[SOURCE PASSAGE Boundary: Start]
Hammer2002 opened this issue on Aug 01, 2002 ยท 7 posts
Hammer2002 posted Thu, 01 August 2002 at 6:10 AM
In theory, if I used a light meter on a person using similar lighting that I am using in Poser, and then turned it on the monitor with a Poser model, could the light be tweaked so that the Poser model's eyes look less manequin like? I noticed that Poser 5 didn't really improve on the eyes, at least not from what I've seen. It still looks manequinish. Could the light meter work or would the monitor disrupt and give false data compared to being used on natural light?
FyreSpiryt posted Thu, 01 August 2002 at 6:20 AM
The monitor would hose things up. Part of the deal with the manequinish eyes in the geometry. Somewhere out there are morphs to make Stephanie's and Victoria's eyes catch the light better. There's also "contact lense" props in the freestuff section to help add glints. If you're willing to pay, Cake1's Real Eyes are tops for adding life to the eyes. IF I can find both sets of textures, I'll render a side-by-side comparison for you.
FyreSpiryt posted Thu, 01 August 2002 at 6:56 AM
FyreSpiryt posted Thu, 01 August 2002 at 7:02 AM
2002LaughingVulcan posted Thu, 01 August 2002 at 9:06 AM
Yeah, the wooden look of the original Poser 3 & 4 character's eyes bugged me too. That's why I'm redoing the geometry itself in Lightwave 7.5 at home. (The fact I'll be able be able to make morphs in Lightwave instead of Ray Dream is an added bonus... :D ) If you go & check out "Inside Lightwave 7" at your local bookstore, there's a section by modeler Stu Aitkins(sp?) on modelling a human female head from scratch including eyes with corneas. It's worth checking out for ideas... :D
kawecki posted Thu, 01 August 2002 at 2:33 PM
The problem are not the lights but the lighting model of Poser. Poser uses Lambert model for diffuse light and Phong/Blinn for the specular components. These models aren't good for human skin.
Stupidity also evolves!
Hammer2002 posted Thu, 01 August 2002 at 8:55 PM
Excellent feedback. Laughing Vulcan, I'll see what I can do to investigate your suggestion. Thanks for the help Fyrespirit. I've really been studying photographs of real people and it seems like the key would be a variant gray scale/lighting. I've noticed that the human eye in photos seems to have varying degrees of gray in them from a combination of shadow from the brow, cheeks, or the lower-nose bridge and an off-mattte white. I seem to find that the glossy eye look tends to come when you are using a flash to take a photo and not neccesarily twinkling on their own (unless of course you are depicting something in fantasy like a fairie). Am I on the right track?
[SOURCE PASSAGE Boundary: End]
[DATA EXTRACT Boundary: Start]
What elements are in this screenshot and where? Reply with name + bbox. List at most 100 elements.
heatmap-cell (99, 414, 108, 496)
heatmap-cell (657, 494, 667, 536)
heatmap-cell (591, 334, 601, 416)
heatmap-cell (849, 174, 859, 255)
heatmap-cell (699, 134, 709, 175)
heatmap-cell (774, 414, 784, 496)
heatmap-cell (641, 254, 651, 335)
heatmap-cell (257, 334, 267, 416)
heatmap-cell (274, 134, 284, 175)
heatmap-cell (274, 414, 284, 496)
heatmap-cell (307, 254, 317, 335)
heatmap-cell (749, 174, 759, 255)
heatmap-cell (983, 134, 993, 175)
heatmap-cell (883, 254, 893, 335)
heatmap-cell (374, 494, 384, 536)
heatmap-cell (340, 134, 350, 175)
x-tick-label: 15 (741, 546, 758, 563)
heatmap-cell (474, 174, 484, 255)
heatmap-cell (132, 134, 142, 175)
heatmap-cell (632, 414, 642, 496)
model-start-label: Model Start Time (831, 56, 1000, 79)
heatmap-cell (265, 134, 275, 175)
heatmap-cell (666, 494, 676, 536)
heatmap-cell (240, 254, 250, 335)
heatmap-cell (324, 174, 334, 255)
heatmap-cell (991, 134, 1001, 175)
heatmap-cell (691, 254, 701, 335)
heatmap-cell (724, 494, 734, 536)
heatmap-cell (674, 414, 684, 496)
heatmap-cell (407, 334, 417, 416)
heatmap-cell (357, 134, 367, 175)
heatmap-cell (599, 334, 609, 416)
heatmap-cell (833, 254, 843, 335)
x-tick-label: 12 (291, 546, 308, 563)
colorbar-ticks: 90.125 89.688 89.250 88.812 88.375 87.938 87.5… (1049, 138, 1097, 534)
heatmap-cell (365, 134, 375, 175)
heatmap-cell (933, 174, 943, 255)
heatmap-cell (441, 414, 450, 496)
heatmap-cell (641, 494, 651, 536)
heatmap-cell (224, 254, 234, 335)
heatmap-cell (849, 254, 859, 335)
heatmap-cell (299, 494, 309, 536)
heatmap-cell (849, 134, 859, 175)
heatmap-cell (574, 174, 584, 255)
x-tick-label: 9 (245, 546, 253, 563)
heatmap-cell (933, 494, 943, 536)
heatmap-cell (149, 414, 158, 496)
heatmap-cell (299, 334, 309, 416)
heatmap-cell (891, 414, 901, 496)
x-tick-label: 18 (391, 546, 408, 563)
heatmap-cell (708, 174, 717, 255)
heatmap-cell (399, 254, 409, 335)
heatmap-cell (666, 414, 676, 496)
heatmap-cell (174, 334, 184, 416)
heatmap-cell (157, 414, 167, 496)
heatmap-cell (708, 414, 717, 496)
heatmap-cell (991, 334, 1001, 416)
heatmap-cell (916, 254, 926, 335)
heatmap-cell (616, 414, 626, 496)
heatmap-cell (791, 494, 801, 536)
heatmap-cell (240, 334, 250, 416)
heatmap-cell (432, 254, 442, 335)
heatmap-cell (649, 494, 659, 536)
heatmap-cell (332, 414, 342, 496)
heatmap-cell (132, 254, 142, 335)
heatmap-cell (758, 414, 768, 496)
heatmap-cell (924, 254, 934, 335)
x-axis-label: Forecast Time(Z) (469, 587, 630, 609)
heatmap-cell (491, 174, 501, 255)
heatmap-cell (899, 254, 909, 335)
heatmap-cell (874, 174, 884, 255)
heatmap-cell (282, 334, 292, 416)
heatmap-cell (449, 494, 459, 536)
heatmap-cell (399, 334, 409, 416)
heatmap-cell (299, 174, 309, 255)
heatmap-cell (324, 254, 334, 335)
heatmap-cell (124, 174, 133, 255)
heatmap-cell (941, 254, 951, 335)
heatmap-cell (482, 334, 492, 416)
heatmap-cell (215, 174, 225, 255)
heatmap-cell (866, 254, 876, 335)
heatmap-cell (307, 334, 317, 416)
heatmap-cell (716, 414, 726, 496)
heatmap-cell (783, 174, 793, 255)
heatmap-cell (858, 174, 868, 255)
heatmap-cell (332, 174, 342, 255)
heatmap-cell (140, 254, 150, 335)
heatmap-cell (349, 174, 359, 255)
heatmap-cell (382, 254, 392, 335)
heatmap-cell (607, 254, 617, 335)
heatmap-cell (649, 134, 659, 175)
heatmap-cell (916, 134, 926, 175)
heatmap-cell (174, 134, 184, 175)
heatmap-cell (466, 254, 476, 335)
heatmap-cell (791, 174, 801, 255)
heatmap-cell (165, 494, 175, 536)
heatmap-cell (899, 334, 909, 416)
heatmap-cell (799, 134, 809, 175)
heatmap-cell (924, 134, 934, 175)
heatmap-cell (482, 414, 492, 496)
[DATA EXTRACT Boundary: End]
In the forum thread about Poser eyes, which lighting model does Poser use for diffuse light?

The Lambert model.